→ **GOAL**:
Scan the listing below for the word "contains" and state how many lines hold it. Write nothing but the number.

→ **SOURCE MATERIAL**:
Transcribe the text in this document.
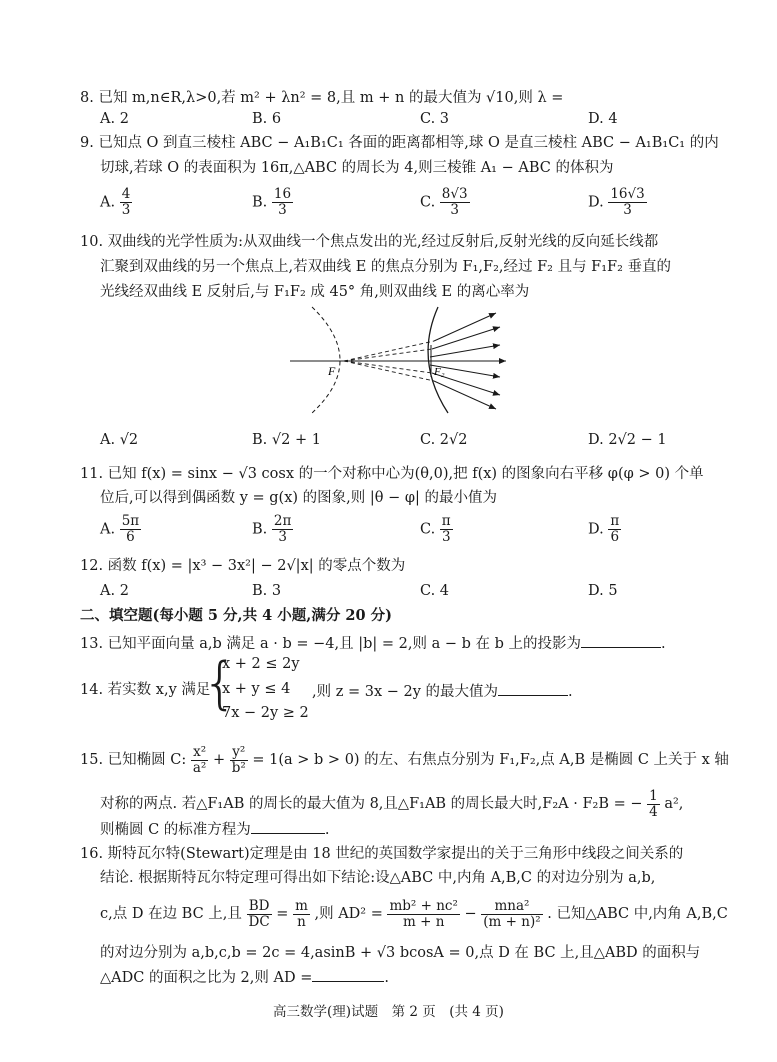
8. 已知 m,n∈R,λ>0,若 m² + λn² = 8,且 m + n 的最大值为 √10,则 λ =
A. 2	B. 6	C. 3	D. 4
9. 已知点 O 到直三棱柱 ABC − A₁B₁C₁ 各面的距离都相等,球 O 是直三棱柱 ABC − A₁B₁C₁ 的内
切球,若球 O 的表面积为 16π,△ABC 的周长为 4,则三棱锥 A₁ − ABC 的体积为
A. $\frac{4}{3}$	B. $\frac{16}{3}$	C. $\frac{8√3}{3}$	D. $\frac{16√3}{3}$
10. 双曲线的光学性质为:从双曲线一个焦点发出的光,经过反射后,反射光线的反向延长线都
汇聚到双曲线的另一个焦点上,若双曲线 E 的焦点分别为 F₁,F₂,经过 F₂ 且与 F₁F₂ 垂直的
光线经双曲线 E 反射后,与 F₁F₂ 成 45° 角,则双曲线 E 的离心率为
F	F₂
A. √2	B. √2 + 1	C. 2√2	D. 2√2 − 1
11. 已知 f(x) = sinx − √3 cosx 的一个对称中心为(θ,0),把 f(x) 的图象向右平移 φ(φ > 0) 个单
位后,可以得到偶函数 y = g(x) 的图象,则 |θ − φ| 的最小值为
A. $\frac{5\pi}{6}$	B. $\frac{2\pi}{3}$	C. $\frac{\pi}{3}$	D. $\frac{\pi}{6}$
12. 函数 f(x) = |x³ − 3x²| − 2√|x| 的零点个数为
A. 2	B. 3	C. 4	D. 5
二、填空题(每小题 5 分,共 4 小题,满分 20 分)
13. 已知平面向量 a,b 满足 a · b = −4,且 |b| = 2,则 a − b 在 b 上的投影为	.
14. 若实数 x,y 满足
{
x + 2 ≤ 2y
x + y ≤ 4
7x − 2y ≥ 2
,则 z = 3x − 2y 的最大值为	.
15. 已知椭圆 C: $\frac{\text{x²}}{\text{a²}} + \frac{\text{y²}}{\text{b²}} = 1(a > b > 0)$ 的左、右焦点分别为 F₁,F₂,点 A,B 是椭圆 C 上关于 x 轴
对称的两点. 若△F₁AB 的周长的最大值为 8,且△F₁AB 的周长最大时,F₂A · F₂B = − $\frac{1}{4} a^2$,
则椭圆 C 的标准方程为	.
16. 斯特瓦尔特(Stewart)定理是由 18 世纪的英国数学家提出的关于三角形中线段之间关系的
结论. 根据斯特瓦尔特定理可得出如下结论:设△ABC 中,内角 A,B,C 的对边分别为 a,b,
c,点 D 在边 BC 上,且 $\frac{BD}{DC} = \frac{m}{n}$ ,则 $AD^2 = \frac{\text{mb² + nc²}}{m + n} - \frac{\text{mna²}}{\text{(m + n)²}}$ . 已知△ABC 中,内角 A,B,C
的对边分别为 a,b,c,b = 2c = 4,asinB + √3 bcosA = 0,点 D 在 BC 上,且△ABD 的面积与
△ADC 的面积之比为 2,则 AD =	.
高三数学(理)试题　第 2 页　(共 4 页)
* * *
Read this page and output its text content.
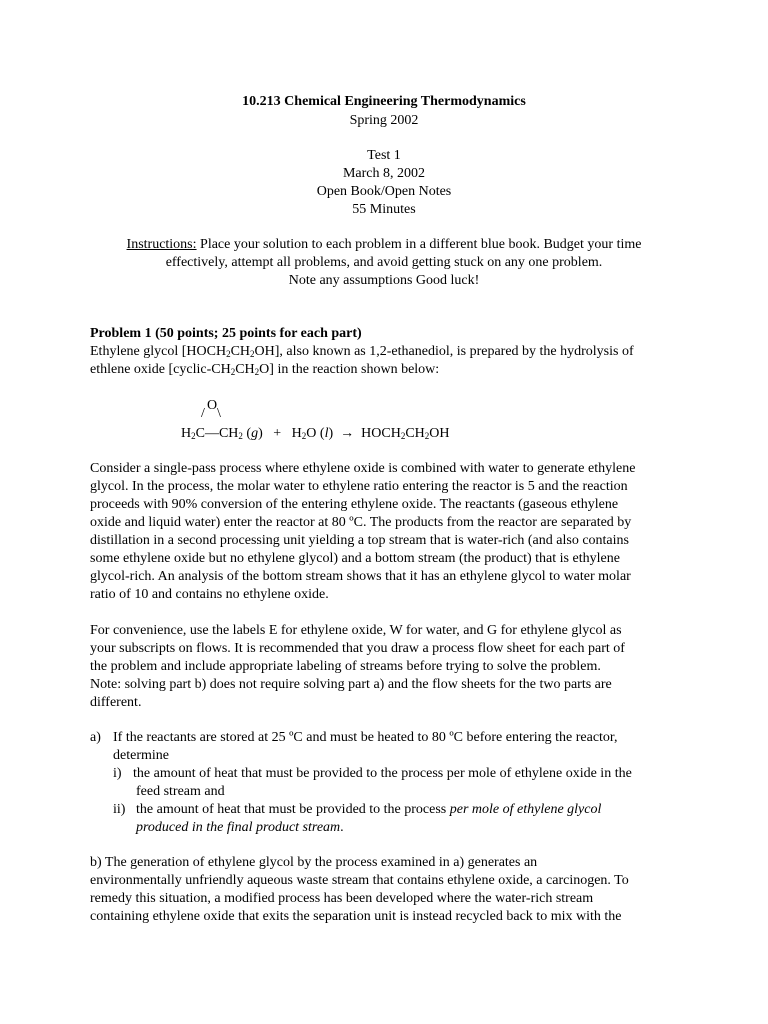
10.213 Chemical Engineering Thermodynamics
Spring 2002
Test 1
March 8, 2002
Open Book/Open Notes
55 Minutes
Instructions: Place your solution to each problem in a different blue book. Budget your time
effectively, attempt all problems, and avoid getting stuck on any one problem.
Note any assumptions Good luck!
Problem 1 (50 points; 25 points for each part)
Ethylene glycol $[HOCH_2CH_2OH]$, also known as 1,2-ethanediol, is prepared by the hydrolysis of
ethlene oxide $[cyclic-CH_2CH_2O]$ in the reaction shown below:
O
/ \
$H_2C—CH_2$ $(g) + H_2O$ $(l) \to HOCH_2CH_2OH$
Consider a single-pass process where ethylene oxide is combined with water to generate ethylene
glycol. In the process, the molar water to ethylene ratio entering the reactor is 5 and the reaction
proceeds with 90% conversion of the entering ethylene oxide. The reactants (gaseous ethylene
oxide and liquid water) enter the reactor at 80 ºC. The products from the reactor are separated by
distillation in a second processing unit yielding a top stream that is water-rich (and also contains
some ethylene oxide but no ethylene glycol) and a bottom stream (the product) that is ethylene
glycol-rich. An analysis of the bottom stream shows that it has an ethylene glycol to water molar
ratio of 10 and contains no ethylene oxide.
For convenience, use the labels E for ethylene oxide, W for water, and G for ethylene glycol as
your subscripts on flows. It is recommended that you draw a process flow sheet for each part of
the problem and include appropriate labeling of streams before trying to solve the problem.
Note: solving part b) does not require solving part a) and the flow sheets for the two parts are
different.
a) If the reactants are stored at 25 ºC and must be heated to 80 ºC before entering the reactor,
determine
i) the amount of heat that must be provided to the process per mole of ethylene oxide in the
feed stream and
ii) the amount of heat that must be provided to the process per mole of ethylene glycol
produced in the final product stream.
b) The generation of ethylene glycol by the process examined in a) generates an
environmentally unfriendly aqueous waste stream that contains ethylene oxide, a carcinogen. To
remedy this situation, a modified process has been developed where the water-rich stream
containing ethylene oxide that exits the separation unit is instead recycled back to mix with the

→ **RESULT OF THE EXERCISE**:
3